* BEGIN INFORMATION PROVIDED *
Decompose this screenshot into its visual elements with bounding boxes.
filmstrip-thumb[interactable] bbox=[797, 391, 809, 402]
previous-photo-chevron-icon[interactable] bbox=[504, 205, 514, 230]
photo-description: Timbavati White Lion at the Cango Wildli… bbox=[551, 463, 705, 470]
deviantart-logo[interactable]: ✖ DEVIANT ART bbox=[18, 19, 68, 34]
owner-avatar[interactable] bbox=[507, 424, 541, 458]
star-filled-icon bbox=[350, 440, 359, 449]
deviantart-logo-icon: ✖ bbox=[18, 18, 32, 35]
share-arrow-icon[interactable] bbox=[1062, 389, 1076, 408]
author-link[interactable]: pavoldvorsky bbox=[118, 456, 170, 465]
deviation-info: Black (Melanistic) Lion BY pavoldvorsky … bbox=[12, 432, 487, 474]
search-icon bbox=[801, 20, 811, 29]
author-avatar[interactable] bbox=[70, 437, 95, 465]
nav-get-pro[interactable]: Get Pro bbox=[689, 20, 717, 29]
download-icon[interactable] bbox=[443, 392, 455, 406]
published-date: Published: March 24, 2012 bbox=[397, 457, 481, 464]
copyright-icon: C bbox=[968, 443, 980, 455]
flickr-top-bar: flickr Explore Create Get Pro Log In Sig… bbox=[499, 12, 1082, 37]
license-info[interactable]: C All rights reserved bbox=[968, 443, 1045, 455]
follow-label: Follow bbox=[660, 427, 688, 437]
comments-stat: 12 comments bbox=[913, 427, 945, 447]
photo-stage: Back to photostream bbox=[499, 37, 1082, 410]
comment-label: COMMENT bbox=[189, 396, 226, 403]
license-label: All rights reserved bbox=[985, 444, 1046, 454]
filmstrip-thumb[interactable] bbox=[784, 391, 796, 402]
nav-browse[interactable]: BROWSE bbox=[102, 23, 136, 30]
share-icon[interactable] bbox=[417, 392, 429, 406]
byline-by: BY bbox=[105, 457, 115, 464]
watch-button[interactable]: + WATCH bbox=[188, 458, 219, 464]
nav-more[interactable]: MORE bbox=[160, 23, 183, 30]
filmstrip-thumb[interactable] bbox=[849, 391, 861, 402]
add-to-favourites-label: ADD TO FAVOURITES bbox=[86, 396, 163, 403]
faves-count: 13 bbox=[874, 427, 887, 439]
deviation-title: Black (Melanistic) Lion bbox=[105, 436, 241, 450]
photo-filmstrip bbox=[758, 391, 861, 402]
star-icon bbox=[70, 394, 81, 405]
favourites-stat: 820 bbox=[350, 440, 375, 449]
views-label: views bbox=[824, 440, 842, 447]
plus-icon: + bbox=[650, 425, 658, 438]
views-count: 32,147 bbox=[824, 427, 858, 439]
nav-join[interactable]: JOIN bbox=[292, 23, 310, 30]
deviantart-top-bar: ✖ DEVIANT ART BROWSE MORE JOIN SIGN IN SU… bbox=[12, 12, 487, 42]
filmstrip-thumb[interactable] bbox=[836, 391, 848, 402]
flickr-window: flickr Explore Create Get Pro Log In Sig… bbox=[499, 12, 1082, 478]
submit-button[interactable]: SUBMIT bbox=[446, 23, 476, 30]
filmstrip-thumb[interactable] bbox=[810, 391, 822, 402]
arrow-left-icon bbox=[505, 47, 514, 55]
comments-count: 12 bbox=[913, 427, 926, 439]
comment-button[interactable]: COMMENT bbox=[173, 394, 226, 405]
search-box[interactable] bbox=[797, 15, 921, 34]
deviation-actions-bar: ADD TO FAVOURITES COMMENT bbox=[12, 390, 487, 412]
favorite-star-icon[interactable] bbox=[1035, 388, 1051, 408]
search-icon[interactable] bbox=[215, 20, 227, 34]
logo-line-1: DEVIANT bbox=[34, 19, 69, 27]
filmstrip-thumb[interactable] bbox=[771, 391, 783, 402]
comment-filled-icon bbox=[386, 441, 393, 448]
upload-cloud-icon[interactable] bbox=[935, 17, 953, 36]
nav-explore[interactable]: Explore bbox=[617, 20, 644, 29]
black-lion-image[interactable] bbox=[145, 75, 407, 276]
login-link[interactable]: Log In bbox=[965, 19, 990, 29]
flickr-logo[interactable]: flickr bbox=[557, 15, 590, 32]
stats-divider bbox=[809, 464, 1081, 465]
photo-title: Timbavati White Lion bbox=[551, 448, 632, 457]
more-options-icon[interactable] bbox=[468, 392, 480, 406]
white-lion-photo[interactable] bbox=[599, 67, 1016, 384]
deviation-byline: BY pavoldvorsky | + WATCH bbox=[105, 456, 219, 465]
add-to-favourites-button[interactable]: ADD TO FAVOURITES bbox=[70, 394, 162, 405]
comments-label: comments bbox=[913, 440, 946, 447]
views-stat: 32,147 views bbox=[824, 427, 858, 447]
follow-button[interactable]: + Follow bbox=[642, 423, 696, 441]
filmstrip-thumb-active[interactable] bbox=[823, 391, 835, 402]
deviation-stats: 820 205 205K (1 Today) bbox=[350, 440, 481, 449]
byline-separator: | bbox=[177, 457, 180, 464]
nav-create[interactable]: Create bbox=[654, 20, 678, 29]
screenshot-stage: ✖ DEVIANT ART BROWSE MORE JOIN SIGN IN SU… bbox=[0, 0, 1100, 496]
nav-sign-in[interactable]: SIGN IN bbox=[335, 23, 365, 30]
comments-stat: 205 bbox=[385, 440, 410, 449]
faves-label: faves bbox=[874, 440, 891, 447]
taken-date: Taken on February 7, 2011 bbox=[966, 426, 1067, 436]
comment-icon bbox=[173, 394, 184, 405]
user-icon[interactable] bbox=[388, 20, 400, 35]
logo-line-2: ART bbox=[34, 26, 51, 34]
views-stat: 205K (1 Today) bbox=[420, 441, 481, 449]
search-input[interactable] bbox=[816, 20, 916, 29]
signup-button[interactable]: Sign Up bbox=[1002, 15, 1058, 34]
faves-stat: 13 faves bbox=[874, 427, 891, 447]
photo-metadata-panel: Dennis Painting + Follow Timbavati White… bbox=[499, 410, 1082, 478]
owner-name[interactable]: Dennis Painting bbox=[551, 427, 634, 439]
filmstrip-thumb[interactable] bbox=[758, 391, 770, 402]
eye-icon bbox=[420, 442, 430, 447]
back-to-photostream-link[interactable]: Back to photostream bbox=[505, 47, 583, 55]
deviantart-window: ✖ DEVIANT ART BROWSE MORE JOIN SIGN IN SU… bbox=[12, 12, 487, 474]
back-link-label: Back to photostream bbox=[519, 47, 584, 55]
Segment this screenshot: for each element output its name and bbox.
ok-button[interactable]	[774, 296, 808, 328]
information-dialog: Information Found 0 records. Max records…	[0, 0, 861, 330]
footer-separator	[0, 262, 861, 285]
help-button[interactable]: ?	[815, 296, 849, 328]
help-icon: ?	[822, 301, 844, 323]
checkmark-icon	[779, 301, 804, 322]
* END INFORMATION PROVIDED *
Copy out every one of the lines above, keeping each character the same.

Decompose this screenshot into its visual elements with bounding boxes.
filmstrip-thumb[interactable] bbox=[797, 391, 809, 402]
previous-photo-chevron-icon[interactable] bbox=[504, 205, 514, 230]
photo-description: Timbavati White Lion at the Cango Wildli… bbox=[551, 463, 705, 470]
deviantart-logo[interactable]: ✖ DEVIANT ART bbox=[18, 19, 68, 34]
owner-avatar[interactable] bbox=[507, 424, 541, 458]
star-filled-icon bbox=[350, 440, 359, 449]
deviantart-logo-icon: ✖ bbox=[18, 18, 32, 35]
share-arrow-icon[interactable] bbox=[1062, 389, 1076, 408]
author-link[interactable]: pavoldvorsky bbox=[118, 456, 170, 465]
deviation-info: Black (Melanistic) Lion BY pavoldvorsky … bbox=[12, 432, 487, 474]
search-icon bbox=[801, 20, 811, 29]
author-avatar[interactable] bbox=[70, 437, 95, 465]
nav-get-pro[interactable]: Get Pro bbox=[689, 20, 717, 29]
download-icon[interactable] bbox=[443, 392, 455, 406]
published-date: Published: March 24, 2012 bbox=[397, 457, 481, 464]
copyright-icon: C bbox=[968, 443, 980, 455]
flickr-top-bar: flickr Explore Create Get Pro Log In Sig… bbox=[499, 12, 1082, 37]
license-info[interactable]: C All rights reserved bbox=[968, 443, 1045, 455]
follow-label: Follow bbox=[660, 427, 688, 437]
comments-stat: 12 comments bbox=[913, 427, 945, 447]
photo-stage: Back to photostream bbox=[499, 37, 1082, 410]
comment-label: COMMENT bbox=[189, 396, 226, 403]
license-label: All rights reserved bbox=[985, 444, 1046, 454]
filmstrip-thumb[interactable] bbox=[784, 391, 796, 402]
nav-browse[interactable]: BROWSE bbox=[102, 23, 136, 30]
share-icon[interactable] bbox=[417, 392, 429, 406]
byline-by: BY bbox=[105, 457, 115, 464]
watch-button[interactable]: + WATCH bbox=[188, 458, 219, 464]
nav-more[interactable]: MORE bbox=[160, 23, 183, 30]
filmstrip-thumb[interactable] bbox=[849, 391, 861, 402]
add-to-favourites-label: ADD TO FAVOURITES bbox=[86, 396, 163, 403]
faves-count: 13 bbox=[874, 427, 887, 439]
deviation-title: Black (Melanistic) Lion bbox=[105, 436, 241, 450]
photo-filmstrip bbox=[758, 391, 861, 402]
star-icon bbox=[70, 394, 81, 405]
favourites-stat: 820 bbox=[350, 440, 375, 449]
views-label: views bbox=[824, 440, 842, 447]
plus-icon: + bbox=[650, 425, 658, 438]
views-count: 32,147 bbox=[824, 427, 858, 439]
nav-join[interactable]: JOIN bbox=[292, 23, 310, 30]
deviantart-top-bar: ✖ DEVIANT ART BROWSE MORE JOIN SIGN IN SU… bbox=[12, 12, 487, 42]
filmstrip-thumb[interactable] bbox=[836, 391, 848, 402]
flickr-window: flickr Explore Create Get Pro Log In Sig… bbox=[499, 12, 1082, 478]
submit-button[interactable]: SUBMIT bbox=[446, 23, 476, 30]
filmstrip-thumb[interactable] bbox=[810, 391, 822, 402]
arrow-left-icon bbox=[505, 47, 514, 55]
comments-count: 12 bbox=[913, 427, 926, 439]
comment-button[interactable]: COMMENT bbox=[173, 394, 226, 405]
search-box[interactable] bbox=[797, 15, 921, 34]
deviation-actions-bar: ADD TO FAVOURITES COMMENT bbox=[12, 390, 487, 412]
favorite-star-icon[interactable] bbox=[1035, 388, 1051, 408]
search-icon[interactable] bbox=[215, 20, 227, 34]
logo-line-1: DEVIANT bbox=[34, 19, 69, 27]
filmstrip-thumb[interactable] bbox=[771, 391, 783, 402]
comment-filled-icon bbox=[386, 441, 393, 448]
upload-cloud-icon[interactable] bbox=[935, 17, 953, 36]
nav-explore[interactable]: Explore bbox=[617, 20, 644, 29]
black-lion-image[interactable] bbox=[145, 75, 407, 276]
login-link[interactable]: Log In bbox=[965, 19, 990, 29]
flickr-logo[interactable]: flickr bbox=[557, 15, 590, 32]
stats-divider bbox=[809, 464, 1081, 465]
photo-title: Timbavati White Lion bbox=[551, 448, 632, 457]
more-options-icon[interactable] bbox=[468, 392, 480, 406]
white-lion-photo[interactable] bbox=[599, 67, 1016, 384]
deviation-byline: BY pavoldvorsky | + WATCH bbox=[105, 456, 219, 465]
add-to-favourites-button[interactable]: ADD TO FAVOURITES bbox=[70, 394, 162, 405]
comments-label: comments bbox=[913, 440, 946, 447]
views-stat: 32,147 views bbox=[824, 427, 858, 447]
follow-button[interactable]: + Follow bbox=[642, 423, 696, 441]
filmstrip-thumb-active[interactable] bbox=[823, 391, 835, 402]
deviation-stats: 820 205 205K (1 Today) bbox=[350, 440, 481, 449]
byline-separator: | bbox=[177, 457, 180, 464]
nav-create[interactable]: Create bbox=[654, 20, 678, 29]
screenshot-stage: ✖ DEVIANT ART BROWSE MORE JOIN SIGN IN SU… bbox=[0, 0, 1100, 496]
nav-sign-in[interactable]: SIGN IN bbox=[335, 23, 365, 30]
comments-stat: 205 bbox=[385, 440, 410, 449]
faves-label: faves bbox=[874, 440, 891, 447]
taken-date: Taken on February 7, 2011 bbox=[966, 426, 1067, 436]
comment-icon bbox=[173, 394, 184, 405]
user-icon[interactable] bbox=[388, 20, 400, 35]
logo-line-2: ART bbox=[34, 26, 51, 34]
views-stat: 205K (1 Today) bbox=[420, 441, 481, 449]
search-input[interactable] bbox=[816, 20, 916, 29]
signup-button[interactable]: Sign Up bbox=[1002, 15, 1058, 34]
faves-stat: 13 faves bbox=[874, 427, 891, 447]
photo-metadata-panel: Dennis Painting + Follow Timbavati White… bbox=[499, 410, 1082, 478]
owner-name[interactable]: Dennis Painting bbox=[551, 427, 634, 439]
filmstrip-thumb[interactable] bbox=[758, 391, 770, 402]
eye-icon bbox=[420, 442, 430, 447]
back-to-photostream-link[interactable]: Back to photostream bbox=[505, 47, 583, 55]
deviantart-window: ✖ DEVIANT ART BROWSE MORE JOIN SIGN IN SU… bbox=[12, 12, 487, 474]
back-link-label: Back to photostream bbox=[519, 47, 584, 55]
Segment this screenshot: for each element output its name and bbox.
ok-button[interactable]	[774, 296, 808, 328]
information-dialog: Information Found 0 records. Max records…	[0, 0, 861, 330]
footer-separator	[0, 262, 861, 285]
help-button[interactable]: ?	[815, 296, 849, 328]
help-icon: ?	[822, 301, 844, 323]
checkmark-icon	[779, 301, 804, 322]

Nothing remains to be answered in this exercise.